What is expected
Return each line containing "用户端的电压增大".

━━━━━━━━

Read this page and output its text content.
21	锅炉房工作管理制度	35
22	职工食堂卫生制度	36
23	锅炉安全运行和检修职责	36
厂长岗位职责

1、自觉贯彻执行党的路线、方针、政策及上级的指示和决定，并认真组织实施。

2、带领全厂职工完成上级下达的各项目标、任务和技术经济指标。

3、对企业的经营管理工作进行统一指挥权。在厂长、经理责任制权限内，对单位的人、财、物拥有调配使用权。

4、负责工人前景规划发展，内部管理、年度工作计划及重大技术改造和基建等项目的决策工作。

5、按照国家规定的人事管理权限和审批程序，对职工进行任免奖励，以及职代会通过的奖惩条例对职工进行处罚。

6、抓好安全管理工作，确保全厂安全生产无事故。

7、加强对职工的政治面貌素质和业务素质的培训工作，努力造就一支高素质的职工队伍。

━━━━━━━━

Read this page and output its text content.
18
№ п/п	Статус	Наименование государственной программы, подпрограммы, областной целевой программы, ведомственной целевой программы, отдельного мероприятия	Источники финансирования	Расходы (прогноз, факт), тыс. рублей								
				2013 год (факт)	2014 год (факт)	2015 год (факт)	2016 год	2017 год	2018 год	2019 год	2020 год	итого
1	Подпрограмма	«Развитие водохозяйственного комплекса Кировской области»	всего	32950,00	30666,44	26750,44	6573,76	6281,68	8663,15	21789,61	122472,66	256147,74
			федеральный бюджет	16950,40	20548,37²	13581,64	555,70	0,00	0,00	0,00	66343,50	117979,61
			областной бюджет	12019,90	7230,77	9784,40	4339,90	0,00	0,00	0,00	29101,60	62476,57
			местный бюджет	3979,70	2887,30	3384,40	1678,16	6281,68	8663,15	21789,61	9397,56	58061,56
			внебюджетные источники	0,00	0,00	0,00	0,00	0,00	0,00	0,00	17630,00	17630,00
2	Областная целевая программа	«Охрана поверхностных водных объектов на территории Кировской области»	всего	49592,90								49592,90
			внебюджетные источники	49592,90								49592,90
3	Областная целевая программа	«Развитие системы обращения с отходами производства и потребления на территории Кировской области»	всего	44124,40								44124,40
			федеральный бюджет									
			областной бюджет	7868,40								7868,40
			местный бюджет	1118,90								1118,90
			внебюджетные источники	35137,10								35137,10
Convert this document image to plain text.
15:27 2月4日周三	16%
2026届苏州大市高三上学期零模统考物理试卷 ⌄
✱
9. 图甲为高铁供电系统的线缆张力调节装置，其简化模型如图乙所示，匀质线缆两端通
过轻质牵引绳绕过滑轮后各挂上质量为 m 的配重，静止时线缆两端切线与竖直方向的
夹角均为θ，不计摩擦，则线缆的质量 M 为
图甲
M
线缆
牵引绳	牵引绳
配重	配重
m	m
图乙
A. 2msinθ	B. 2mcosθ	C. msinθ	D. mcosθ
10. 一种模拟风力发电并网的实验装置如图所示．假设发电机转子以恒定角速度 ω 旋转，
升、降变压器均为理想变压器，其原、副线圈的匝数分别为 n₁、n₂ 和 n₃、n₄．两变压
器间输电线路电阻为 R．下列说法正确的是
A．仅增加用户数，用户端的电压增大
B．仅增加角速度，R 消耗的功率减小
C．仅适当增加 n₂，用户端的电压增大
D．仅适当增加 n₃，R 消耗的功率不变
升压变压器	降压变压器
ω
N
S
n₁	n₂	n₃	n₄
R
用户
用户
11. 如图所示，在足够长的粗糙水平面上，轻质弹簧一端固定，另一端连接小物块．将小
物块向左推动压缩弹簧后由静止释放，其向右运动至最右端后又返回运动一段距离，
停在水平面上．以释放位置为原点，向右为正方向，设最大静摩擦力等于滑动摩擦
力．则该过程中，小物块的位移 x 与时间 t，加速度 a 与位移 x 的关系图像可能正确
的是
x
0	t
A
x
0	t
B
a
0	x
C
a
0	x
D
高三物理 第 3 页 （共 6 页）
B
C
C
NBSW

━━━━━━━━

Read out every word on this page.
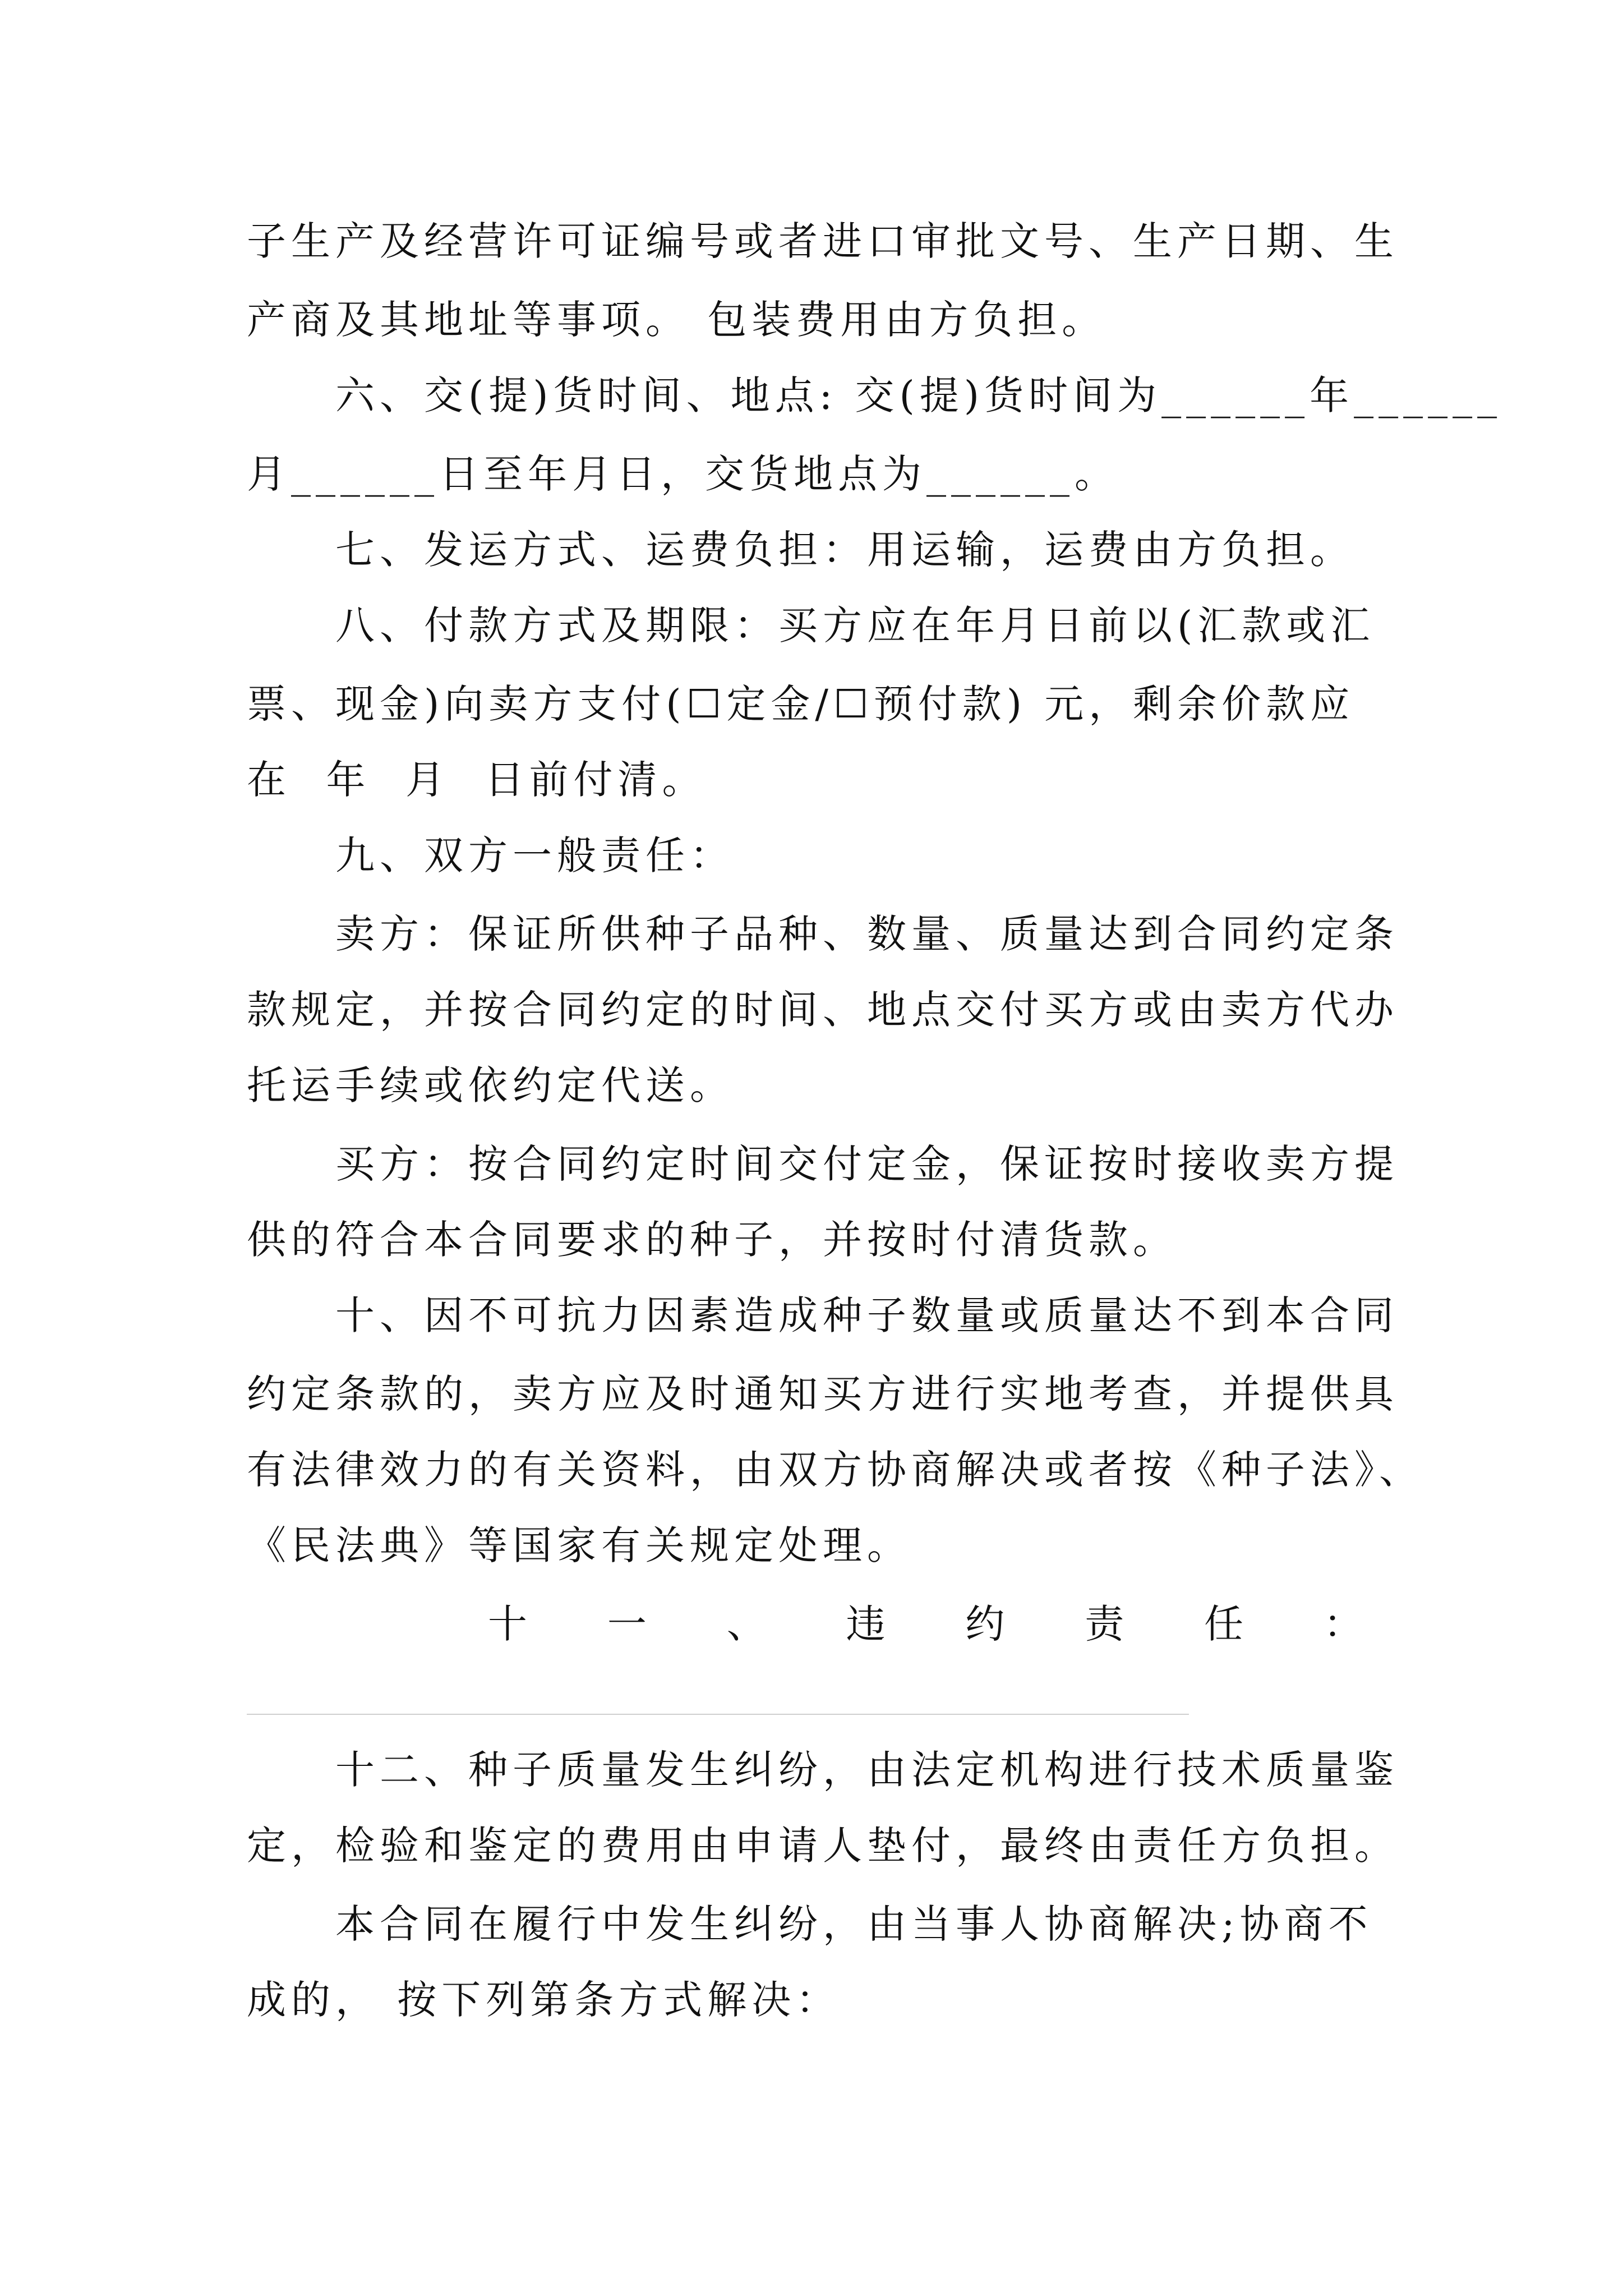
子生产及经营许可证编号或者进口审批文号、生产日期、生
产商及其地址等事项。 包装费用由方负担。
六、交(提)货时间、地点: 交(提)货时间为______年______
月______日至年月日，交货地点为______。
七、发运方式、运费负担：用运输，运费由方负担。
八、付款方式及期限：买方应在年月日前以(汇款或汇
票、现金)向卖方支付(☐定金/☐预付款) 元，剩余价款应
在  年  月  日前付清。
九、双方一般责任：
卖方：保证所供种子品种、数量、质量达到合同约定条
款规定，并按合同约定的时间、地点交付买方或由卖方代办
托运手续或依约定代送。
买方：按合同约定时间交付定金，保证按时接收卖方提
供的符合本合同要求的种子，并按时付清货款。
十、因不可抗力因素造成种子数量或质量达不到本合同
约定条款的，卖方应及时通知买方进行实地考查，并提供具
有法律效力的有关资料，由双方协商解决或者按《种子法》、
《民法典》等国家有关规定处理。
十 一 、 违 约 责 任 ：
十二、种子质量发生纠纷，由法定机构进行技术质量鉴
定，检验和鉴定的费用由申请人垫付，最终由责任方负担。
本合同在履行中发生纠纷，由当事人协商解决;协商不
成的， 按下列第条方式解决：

━━━━━━━━

Full output
A．仅增加用户数，用户端的电压增大
C．仅适当增加 n₂，用户端的电压增大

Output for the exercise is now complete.